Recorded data
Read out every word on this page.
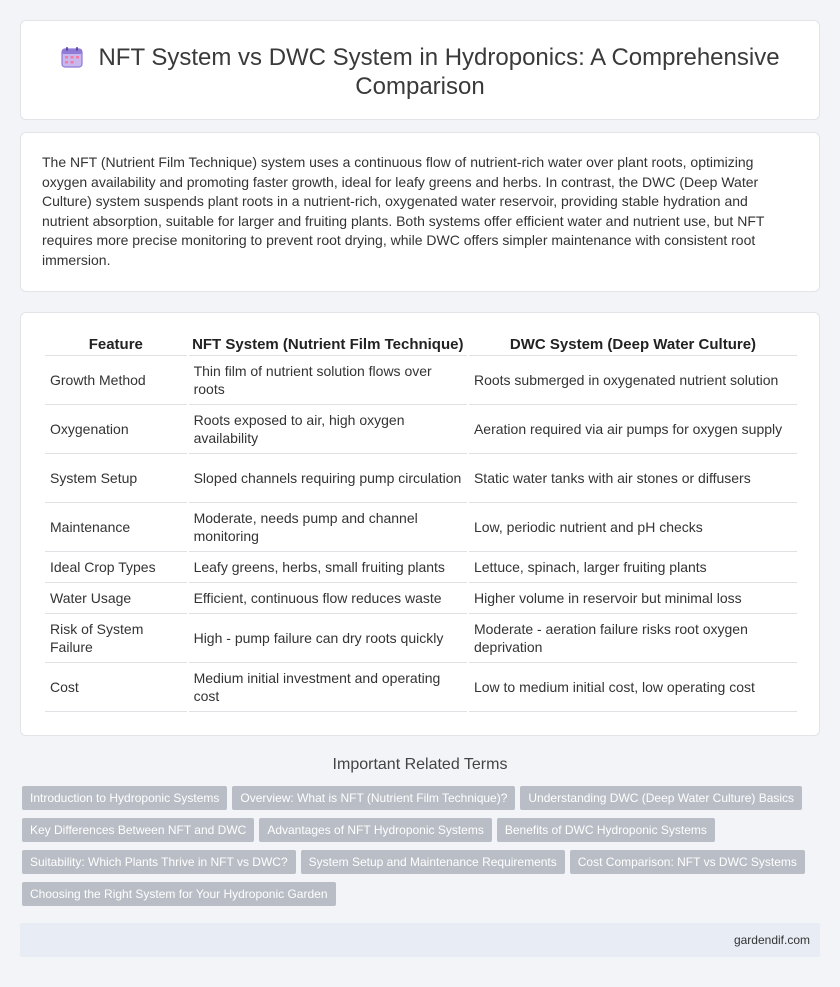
NFT System vs DWC System in Hydroponics: A Comprehensive Comparison

The NFT (Nutrient Film Technique) system uses a continuous flow of nutrient-rich water over plant roots, optimizing oxygen availability and promoting faster growth, ideal for leafy greens and herbs. In contrast, the DWC (Deep Water Culture) system suspends plant roots in a nutrient-rich, oxygenated water reservoir, providing stable hydration and nutrient absorption, suitable for larger and fruiting plants. Both systems offer efficient water and nutrient use, but NFT requires more precise monitoring to prevent root drying, while DWC offers simpler maintenance with consistent root immersion.

Feature	NFT System (Nutrient Film Technique)	DWC System (Deep Water Culture)
Growth Method	Thin film of nutrient solution flows over roots	Roots submerged in oxygenated nutrient solution
Oxygenation	Roots exposed to air, high oxygen availability	Aeration required via air pumps for oxygen supply
System Setup	Sloped channels requiring pump circulation	Static water tanks with air stones or diffusers
Maintenance	Moderate, needs pump and channel monitoring	Low, periodic nutrient and pH checks
Ideal Crop Types	Leafy greens, herbs, small fruiting plants	Lettuce, spinach, larger fruiting plants
Water Usage	Efficient, continuous flow reduces waste	Higher volume in reservoir but minimal loss
Risk of System Failure	High - pump failure can dry roots quickly	Moderate - aeration failure risks root oxygen deprivation
Cost	Medium initial investment and operating cost	Low to medium initial cost, low operating cost
Important Related Terms
Introduction to Hydroponic Systems Overview: What is NFT (Nutrient Film Technique)? Understanding DWC (Deep Water Culture) BasicsKey Differences Between NFT and DWC Advantages of NFT Hydroponic Systems Benefits of DWC Hydroponic SystemsSuitability: Which Plants Thrive in NFT vs DWC? System Setup and Maintenance Requirements Cost Comparison: NFT vs DWC SystemsChoosing the Right System for Your Hydroponic Garden
gardendif.com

◆ **Exercise**:
Exclude all images and restate the records above word for word.

◆ **Exercise output**:
Read out every word on this page.
NFT System vs DWC System in Hydroponics: A Comprehensive Comparison

The NFT (Nutrient Film Technique) system uses a continuous flow of nutrient-rich water over plant roots, optimizing oxygen availability and promoting faster growth, ideal for leafy greens and herbs. In contrast, the DWC (Deep Water Culture) system suspends plant roots in a nutrient-rich, oxygenated water reservoir, providing stable hydration and nutrient absorption, suitable for larger and fruiting plants. Both systems offer efficient water and nutrient use, but NFT requires more precise monitoring to prevent root drying, while DWC offers simpler maintenance with consistent root immersion.

Feature	NFT System (Nutrient Film Technique)	DWC System (Deep Water Culture)
Growth Method	Thin film of nutrient solution flows over roots	Roots submerged in oxygenated nutrient solution
Oxygenation	Roots exposed to air, high oxygen availability	Aeration required via air pumps for oxygen supply
System Setup	Sloped channels requiring pump circulation	Static water tanks with air stones or diffusers
Maintenance	Moderate, needs pump and channel monitoring	Low, periodic nutrient and pH checks
Ideal Crop Types	Leafy greens, herbs, small fruiting plants	Lettuce, spinach, larger fruiting plants
Water Usage	Efficient, continuous flow reduces waste	Higher volume in reservoir but minimal loss
Risk of System Failure	High - pump failure can dry roots quickly	Moderate - aeration failure risks root oxygen deprivation
Cost	Medium initial investment and operating cost	Low to medium initial cost, low operating cost
Important Related Terms
Introduction to Hydroponic Systems Overview: What is NFT (Nutrient Film Technique)? Understanding DWC (Deep Water Culture) BasicsKey Differences Between NFT and DWC Advantages of NFT Hydroponic Systems Benefits of DWC Hydroponic SystemsSuitability: Which Plants Thrive in NFT vs DWC? System Setup and Maintenance Requirements Cost Comparison: NFT vs DWC SystemsChoosing the Right System for Your Hydroponic Garden
gardendif.com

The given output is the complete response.